Exercise description — Render this sentence from the methods text on nerve tissue staining into Spanish: "Freshly dissected nerves were embedded in Tissue-Tek OCT compound (Sakura Finetek) and snap frozen with liquid nitrogen."

Passage shown —
::::::::::

Freshly dissected nerves were embedded in Tissue-Tek OCT compound (Sakura Finetek) and snap frozen with liquid nitrogen. Longitudinal or transverse cryostat sections (10 μm) were air-dried for 5 min and fixed in 4% paraformaldehyde for 10 min. The sections were then blocked in PBS containing 5% donkey serum/1% BSA/0.5% Triton-X 100 for 1 hr at room temperature. Primary antibody incubation was performed overnight at 4 ° in PBS containing 5% donkey serum/1% BSA/1% Triton-X 100 and secondary incubation was performed in PBS at room temperature for 1 hr. Hoechst 33342 (1:5,000 in PBS, Sigma) was applied to stain nuclei for 1 min. Three 4 min washes were performed in PBS after fixation and blocking, and in PBS containing 0.1% Tween20 after primary antibody incubation and nuclear staining. After coverslips were mounted using Fluoromount-G (SouthernBiotech), sections were examined on a Nikon A1R confocal and quantitated by both Columbus imaging software and manual curation.

For KI67 staining, tissue sections were blocked for 45 min with 2.5% donkey serum diluted in PBS, and then incubated with an anti-KI67 antibody, diluted 1:500 in blocking buffer, at 4° overnight. Tissue sections were washed with PBS-T (PBS with 0.05% Tween 20) three times, incubated with Alexa Fluor 488-conjugated secondary antibody (Invitrogen, A11008) at 25° for 45 min, and washed with PBS-T three times. Mounting medium containing DAPI (Electron Microscopy Sciences, 1798550) was applied, and tissue sections were imaged with a Nikon Eclipse Ti2 inverted microscope.

Western blot.

::::::::::

Given data —
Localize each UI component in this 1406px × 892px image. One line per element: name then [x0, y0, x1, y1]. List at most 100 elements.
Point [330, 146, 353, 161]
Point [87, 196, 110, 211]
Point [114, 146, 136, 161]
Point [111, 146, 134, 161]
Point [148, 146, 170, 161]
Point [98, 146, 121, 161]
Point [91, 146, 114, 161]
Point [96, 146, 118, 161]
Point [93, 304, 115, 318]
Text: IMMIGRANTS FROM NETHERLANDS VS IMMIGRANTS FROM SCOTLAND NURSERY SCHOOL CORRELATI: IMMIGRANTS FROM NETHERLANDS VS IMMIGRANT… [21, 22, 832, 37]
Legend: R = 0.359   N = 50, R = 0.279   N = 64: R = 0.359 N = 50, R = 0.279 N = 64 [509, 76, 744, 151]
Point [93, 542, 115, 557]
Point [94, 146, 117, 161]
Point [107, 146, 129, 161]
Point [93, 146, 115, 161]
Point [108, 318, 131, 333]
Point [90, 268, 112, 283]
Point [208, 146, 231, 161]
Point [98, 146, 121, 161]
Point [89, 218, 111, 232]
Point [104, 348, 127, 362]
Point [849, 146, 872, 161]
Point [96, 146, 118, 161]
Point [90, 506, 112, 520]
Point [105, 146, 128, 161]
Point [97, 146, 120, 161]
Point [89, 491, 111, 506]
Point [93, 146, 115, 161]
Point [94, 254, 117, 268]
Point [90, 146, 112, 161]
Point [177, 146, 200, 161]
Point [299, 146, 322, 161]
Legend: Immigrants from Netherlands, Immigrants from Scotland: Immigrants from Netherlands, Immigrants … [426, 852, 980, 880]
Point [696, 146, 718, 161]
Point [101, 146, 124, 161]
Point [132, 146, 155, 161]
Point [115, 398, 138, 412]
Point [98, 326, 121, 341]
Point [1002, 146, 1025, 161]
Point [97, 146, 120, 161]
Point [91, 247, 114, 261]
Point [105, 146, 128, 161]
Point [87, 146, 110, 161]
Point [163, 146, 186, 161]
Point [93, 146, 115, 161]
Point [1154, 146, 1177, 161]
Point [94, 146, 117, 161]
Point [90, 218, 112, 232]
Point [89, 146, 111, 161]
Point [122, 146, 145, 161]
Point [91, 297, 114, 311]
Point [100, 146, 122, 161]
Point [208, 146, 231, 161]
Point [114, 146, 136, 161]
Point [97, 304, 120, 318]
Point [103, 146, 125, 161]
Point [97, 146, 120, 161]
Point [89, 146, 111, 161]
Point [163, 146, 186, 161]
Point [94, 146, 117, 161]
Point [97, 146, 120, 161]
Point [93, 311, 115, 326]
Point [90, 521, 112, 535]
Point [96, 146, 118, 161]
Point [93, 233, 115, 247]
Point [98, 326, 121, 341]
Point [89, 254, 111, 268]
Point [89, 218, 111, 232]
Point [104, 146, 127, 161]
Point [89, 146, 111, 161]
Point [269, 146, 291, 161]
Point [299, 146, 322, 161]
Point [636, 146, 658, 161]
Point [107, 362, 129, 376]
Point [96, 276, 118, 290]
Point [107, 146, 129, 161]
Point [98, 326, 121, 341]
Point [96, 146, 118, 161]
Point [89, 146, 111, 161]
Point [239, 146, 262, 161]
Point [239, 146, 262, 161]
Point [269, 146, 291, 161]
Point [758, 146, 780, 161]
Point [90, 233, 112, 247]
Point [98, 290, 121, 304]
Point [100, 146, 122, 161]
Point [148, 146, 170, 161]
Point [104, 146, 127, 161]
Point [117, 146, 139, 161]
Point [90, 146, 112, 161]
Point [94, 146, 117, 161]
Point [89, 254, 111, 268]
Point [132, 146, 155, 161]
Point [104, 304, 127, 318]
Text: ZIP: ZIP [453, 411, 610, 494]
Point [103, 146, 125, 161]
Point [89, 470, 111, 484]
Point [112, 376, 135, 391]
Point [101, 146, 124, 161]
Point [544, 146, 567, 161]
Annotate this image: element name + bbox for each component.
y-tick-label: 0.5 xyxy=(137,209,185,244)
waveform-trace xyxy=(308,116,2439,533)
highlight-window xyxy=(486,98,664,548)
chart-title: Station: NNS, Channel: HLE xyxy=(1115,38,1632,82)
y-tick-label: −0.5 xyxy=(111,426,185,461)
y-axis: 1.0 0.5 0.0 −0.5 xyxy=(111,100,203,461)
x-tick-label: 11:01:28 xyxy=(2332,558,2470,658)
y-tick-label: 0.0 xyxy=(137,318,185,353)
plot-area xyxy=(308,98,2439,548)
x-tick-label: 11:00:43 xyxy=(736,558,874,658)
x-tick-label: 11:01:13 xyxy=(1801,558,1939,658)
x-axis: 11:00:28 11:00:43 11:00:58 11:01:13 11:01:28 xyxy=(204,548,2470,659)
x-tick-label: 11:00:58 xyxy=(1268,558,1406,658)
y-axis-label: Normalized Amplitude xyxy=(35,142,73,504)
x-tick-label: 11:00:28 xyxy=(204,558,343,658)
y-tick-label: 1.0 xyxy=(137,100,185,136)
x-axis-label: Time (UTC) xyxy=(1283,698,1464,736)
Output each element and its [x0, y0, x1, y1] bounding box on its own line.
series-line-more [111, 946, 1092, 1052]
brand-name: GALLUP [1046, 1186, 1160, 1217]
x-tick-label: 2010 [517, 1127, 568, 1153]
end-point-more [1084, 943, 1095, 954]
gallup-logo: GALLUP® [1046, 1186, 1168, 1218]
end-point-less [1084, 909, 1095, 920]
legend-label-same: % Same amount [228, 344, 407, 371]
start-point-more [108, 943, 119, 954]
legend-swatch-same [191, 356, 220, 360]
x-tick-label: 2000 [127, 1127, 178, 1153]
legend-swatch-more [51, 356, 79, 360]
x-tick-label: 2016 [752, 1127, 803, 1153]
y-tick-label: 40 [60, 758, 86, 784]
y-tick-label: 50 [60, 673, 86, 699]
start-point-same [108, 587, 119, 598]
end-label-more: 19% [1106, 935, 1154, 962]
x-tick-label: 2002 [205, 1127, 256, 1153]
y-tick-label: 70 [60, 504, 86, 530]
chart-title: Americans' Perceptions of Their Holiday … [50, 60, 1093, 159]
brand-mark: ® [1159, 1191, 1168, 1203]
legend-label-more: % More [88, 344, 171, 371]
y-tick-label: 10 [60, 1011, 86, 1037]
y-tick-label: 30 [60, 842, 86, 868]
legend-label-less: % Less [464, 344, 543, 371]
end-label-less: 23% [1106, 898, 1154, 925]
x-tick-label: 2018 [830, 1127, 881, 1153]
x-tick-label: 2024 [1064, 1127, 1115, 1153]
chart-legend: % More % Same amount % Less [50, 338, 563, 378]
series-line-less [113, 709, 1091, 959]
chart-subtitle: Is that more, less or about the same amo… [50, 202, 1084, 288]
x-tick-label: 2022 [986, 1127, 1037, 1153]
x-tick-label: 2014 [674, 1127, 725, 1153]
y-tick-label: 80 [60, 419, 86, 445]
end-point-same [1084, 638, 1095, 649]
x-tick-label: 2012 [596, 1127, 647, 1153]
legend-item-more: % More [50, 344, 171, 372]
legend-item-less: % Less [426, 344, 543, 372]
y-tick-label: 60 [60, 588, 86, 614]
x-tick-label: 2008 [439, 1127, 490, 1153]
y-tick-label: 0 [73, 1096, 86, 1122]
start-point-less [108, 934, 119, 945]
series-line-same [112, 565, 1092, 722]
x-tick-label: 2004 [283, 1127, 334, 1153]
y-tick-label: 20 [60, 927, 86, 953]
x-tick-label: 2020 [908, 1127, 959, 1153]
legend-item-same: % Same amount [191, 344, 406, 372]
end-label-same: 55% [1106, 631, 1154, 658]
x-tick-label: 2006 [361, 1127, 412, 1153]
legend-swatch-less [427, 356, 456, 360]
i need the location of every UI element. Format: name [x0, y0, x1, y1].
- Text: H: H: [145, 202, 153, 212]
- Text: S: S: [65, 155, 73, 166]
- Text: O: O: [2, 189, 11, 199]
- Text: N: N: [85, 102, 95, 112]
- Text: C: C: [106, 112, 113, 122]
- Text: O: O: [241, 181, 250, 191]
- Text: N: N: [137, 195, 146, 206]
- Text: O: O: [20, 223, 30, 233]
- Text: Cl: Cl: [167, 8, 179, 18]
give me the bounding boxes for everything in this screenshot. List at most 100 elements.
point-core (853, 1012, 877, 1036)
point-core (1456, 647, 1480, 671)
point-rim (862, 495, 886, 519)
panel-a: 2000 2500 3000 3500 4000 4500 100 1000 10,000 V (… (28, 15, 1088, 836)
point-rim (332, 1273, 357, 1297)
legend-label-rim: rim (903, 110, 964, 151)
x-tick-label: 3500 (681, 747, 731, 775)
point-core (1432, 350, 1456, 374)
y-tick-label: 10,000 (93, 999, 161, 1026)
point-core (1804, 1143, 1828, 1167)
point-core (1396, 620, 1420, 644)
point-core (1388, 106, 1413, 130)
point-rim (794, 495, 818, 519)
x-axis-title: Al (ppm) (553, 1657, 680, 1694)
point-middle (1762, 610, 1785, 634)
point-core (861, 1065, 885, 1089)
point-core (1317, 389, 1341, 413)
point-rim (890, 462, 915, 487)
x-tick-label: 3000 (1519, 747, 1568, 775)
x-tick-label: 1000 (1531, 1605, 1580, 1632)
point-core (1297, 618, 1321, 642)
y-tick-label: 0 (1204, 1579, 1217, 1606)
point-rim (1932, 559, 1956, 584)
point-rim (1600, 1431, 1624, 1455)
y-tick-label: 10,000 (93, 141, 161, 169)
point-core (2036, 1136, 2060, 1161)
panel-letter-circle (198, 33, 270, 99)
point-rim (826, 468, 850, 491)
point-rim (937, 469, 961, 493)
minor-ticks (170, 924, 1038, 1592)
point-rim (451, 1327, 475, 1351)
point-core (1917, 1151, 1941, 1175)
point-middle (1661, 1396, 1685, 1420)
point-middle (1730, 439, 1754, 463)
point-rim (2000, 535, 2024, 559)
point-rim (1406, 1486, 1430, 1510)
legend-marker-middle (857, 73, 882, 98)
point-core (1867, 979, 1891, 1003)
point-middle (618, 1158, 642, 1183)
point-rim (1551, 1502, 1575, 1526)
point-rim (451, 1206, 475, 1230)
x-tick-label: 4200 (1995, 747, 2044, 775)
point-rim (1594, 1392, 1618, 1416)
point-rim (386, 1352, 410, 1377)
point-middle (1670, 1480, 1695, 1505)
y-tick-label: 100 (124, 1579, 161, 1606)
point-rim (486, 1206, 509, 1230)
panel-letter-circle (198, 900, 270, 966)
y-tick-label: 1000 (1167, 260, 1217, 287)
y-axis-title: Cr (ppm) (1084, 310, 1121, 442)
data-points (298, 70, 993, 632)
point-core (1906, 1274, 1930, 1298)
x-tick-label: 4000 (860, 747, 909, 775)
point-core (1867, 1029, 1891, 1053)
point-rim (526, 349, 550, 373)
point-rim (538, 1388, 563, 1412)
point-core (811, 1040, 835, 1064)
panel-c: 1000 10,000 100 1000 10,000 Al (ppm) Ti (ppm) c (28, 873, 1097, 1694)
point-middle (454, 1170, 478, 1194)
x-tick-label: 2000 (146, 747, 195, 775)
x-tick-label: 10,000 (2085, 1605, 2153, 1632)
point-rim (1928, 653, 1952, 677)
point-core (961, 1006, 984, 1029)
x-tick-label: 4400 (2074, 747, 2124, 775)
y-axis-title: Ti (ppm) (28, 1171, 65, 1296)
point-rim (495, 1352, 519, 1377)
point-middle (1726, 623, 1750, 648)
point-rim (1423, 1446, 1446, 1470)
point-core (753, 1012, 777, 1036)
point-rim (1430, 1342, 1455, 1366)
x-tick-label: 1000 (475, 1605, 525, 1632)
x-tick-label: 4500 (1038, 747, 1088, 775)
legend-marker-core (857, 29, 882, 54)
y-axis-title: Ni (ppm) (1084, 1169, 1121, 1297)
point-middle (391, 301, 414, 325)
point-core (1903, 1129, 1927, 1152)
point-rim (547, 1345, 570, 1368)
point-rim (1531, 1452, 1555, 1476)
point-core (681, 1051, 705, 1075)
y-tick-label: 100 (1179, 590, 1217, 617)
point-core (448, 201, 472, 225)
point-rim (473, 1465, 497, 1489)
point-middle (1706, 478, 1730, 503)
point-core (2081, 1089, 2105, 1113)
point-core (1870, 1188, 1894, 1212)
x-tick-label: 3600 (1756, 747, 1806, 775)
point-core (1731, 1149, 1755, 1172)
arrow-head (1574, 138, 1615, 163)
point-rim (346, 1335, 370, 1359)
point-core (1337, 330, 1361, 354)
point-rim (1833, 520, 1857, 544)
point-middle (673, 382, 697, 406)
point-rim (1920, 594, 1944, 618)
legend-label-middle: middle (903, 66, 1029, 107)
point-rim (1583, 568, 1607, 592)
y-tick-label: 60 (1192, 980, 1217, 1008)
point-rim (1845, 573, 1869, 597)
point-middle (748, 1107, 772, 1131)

::::::::::

Output of the task — Los nervios recién disecados se incluyeron en el compuesto Tissue-Tek OCT (Sakura Finetek) y se congelaron rápidamente con nitrógeno líquido.